+++ DATA

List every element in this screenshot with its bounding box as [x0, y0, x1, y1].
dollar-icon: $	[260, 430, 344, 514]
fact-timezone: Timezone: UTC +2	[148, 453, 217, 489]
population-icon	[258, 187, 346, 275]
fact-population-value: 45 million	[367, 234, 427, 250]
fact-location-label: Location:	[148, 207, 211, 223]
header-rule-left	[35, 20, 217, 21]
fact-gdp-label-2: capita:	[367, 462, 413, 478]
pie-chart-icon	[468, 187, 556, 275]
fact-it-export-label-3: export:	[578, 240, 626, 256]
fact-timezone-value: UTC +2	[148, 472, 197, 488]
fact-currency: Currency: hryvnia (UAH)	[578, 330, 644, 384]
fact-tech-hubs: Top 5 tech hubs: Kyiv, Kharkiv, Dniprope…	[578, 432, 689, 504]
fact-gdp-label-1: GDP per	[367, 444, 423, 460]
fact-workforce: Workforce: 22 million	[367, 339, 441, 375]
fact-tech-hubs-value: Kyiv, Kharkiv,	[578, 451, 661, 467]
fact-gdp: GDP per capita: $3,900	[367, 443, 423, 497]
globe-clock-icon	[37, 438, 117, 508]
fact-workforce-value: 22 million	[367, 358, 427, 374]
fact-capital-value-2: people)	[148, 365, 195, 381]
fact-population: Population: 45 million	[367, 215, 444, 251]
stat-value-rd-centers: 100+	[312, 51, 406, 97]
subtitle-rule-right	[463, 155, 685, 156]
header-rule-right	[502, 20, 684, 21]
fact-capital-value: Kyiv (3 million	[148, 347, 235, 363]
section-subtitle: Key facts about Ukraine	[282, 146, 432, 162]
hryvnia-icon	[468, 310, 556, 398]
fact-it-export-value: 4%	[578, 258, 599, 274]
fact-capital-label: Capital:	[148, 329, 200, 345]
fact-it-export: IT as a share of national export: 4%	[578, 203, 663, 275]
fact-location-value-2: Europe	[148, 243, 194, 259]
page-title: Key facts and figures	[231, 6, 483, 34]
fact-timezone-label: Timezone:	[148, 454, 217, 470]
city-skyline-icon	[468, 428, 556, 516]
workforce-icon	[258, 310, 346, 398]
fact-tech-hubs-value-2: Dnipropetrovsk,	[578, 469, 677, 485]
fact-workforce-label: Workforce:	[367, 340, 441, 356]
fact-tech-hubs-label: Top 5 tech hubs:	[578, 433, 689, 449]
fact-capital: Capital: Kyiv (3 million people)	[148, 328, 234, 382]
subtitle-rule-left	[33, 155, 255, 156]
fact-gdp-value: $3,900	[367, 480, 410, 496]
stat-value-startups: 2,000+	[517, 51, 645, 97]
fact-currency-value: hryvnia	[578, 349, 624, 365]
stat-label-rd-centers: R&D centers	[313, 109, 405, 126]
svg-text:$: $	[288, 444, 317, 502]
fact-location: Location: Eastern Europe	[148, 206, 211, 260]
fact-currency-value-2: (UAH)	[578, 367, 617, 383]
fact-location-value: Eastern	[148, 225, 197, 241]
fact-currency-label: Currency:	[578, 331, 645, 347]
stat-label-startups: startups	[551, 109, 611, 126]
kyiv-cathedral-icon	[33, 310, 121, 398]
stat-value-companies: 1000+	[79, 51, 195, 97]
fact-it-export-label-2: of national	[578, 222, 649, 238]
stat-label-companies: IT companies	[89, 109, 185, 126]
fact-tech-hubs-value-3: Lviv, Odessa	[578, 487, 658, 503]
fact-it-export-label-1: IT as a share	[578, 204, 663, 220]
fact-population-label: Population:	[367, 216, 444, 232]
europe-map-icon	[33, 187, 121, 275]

++++++

**GIVEN REQUEST**
Give every line of these rows as a JSON list of strings, one string per line, leaving out blank lines.

**RESULT FOR THIS TASK**
[
  "List every element in this screenshot with its bounding box as [x0, y0, x1, y1].",
  "dollar-icon: $\t[260, 430, 344, 514]",
  "fact-timezone: Timezone: UTC +2\t[148, 453, 217, 489]",
  "population-icon\t[258, 187, 346, 275]",
  "fact-population-value: 45 million\t[367, 234, 427, 250]",
  "fact-location-label: Location:\t[148, 207, 211, 223]",
  "header-rule-left\t[35, 20, 217, 21]",
  "fact-gdp-label-2: capita:\t[367, 462, 413, 478]",
  "pie-chart-icon\t[468, 187, 556, 275]",
  "fact-it-export-label-3: export:\t[578, 240, 626, 256]",
  "fact-timezone-value: UTC +2\t[148, 472, 197, 488]",
  "fact-currency: Currency: hryvnia (UAH)\t[578, 330, 644, 384]",
  "fact-tech-hubs: Top 5 tech hubs: Kyiv, Kharkiv, Dniprope…\t[578, 432, 689, 504]",
  "fact-gdp-label-1: GDP per\t[367, 444, 423, 460]",
  "fact-workforce: Workforce: 22 million\t[367, 339, 441, 375]",
  "fact-tech-hubs-value: Kyiv, Kharkiv,\t[578, 451, 661, 467]",
  "fact-gdp: GDP per capita: $3,900\t[367, 443, 423, 497]",
  "globe-clock-icon\t[37, 438, 117, 508]",
  "fact-workforce-value: 22 million\t[367, 358, 427, 374]",
  "fact-capital-value-2: people)\t[148, 365, 195, 381]",
  "fact-population: Population: 45 million\t[367, 215, 444, 251]",
  "stat-value-rd-centers: 100+\t[312, 51, 406, 97]",
  "subtitle-rule-right\t[463, 155, 685, 156]",
  "header-rule-right\t[502, 20, 684, 21]",
  "fact-capital-value: Kyiv (3 million\t[148, 347, 235, 363]",
  "section-subtitle: Key facts about Ukraine\t[282, 146, 432, 162]",
  "hryvnia-icon\t[468, 310, 556, 398]",
  "fact-it-export-value: 4%\t[578, 258, 599, 274]",
  "fact-capital-label: Capital:\t[148, 329, 200, 345]",
  "fact-it-export: IT as a share of national export: 4%\t[578, 203, 663, 275]",
  "fact-location-value-2: Europe\t[148, 243, 194, 259]",
  "page-title: Key facts and figures\t[231, 6, 483, 34]",
  "fact-timezone-label: Timezone:\t[148, 454, 217, 470]",
  "city-skyline-icon\t[468, 428, 556, 516]",
  "workforce-icon\t[258, 310, 346, 398]",
  "fact-tech-hubs-value-2: Dnipropetrovsk,\t[578, 469, 677, 485]",
  "fact-workforce-label: Workforce:\t[367, 340, 441, 356]",
  "fact-tech-hubs-label: Top 5 tech hubs:\t[578, 433, 689, 449]",
  "fact-capital: Capital: Kyiv (3 million people)\t[148, 328, 234, 382]",
  "subtitle-rule-left\t[33, 155, 255, 156]",
  "fact-gdp-value: $3,900\t[367, 480, 410, 496]",
  "stat-value-startups: 2,000+\t[517, 51, 645, 97]",
  "fact-currency-value: hryvnia\t[578, 349, 624, 365]",
  "stat-label-rd-centers: R&D centers\t[313, 109, 405, 126]",
  "svg-text:$: $\t[288, 444, 317, 502]",
  "fact-location: Location: Eastern Europe\t[148, 206, 211, 260]",
  "fact-currency-value-2: (UAH)\t[578, 367, 617, 383]",
  "fact-location-value: Eastern\t[148, 225, 197, 241]",
  "fact-currency-label: Currency:\t[578, 331, 645, 347]",
  "stat-label-startups: startups\t[551, 109, 611, 126]",
  "kyiv-cathedral-icon\t[33, 310, 121, 398]",
  "stat-value-companies: 1000+\t[79, 51, 195, 97]",
  "fact-it-export-label-2: of national\t[578, 222, 649, 238]",
  "stat-label-companies: IT companies\t[89, 109, 185, 126]",
  "fact-tech-hubs-value-3: Lviv, Odessa\t[578, 487, 658, 503]",
  "fact-it-export-label-1: IT as a share\t[578, 204, 663, 220]",
  "fact-population-label: Population:\t[367, 216, 444, 232]",
  "europe-map-icon\t[33, 187, 121, 275]"
]